# Instruction
Find every line in the records below that holds the word "KILOMETRAGE" and copy it.
========================
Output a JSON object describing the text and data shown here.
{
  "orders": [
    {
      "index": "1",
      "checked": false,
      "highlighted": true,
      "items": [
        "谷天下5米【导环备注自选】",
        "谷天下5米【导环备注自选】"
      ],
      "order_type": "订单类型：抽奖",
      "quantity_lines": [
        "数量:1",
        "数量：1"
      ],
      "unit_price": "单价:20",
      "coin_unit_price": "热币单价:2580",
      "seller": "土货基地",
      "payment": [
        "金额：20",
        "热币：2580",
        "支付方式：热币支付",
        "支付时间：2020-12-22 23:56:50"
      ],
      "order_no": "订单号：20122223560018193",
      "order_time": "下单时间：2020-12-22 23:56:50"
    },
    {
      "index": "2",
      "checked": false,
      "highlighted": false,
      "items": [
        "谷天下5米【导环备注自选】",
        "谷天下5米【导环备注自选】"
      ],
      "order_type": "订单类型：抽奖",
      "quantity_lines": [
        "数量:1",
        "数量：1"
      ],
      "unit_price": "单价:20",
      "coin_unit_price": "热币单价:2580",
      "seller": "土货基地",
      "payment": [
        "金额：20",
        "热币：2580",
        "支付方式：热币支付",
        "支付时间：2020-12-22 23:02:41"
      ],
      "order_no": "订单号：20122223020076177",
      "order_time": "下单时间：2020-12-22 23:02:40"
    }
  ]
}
========================
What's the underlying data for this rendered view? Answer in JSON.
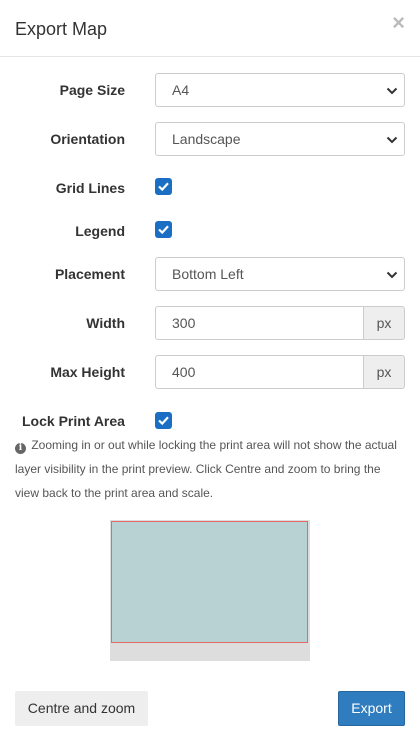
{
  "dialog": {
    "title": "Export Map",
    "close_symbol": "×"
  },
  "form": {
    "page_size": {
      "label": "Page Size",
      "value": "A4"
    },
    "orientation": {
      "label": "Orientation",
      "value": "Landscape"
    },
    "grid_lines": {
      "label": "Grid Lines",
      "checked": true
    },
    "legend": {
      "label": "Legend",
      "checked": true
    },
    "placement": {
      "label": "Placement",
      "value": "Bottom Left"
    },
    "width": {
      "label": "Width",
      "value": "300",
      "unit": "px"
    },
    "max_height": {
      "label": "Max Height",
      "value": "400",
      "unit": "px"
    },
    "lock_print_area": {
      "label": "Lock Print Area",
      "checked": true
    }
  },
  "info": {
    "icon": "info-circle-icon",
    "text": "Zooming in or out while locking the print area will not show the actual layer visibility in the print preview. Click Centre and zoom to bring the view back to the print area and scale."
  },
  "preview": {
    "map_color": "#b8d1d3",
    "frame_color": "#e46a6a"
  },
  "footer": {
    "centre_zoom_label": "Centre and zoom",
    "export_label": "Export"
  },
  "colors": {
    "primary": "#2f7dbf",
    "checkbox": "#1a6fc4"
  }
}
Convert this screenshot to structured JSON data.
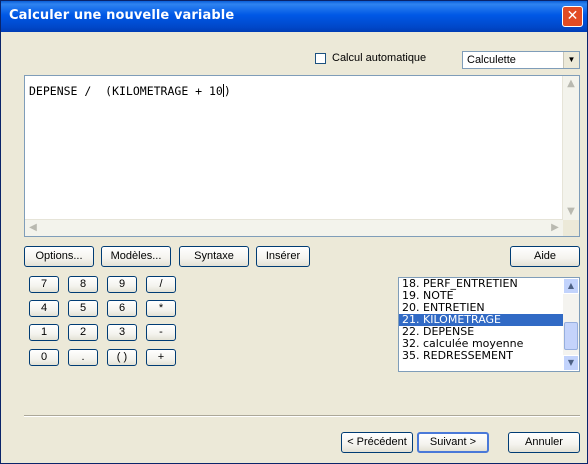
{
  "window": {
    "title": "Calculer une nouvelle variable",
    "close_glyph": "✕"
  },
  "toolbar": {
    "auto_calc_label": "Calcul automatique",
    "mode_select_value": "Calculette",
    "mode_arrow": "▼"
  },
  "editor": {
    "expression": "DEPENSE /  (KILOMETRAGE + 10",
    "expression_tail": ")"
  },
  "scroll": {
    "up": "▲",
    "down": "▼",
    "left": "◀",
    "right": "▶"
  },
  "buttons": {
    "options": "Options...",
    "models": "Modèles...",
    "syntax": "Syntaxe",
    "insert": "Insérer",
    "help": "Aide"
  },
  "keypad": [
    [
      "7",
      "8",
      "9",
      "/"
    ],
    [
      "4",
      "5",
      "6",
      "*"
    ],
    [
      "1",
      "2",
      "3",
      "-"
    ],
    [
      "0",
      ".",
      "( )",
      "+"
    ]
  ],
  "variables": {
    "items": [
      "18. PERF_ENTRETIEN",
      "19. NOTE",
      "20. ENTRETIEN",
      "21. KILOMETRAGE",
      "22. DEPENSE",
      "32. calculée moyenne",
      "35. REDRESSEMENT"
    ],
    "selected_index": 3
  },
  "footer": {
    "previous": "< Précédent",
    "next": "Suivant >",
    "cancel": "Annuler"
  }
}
========================
# Exercise solution
    "expression": "DEPENSE /  (KILOMETRAGE + 10",
      "21. KILOMETRAGE",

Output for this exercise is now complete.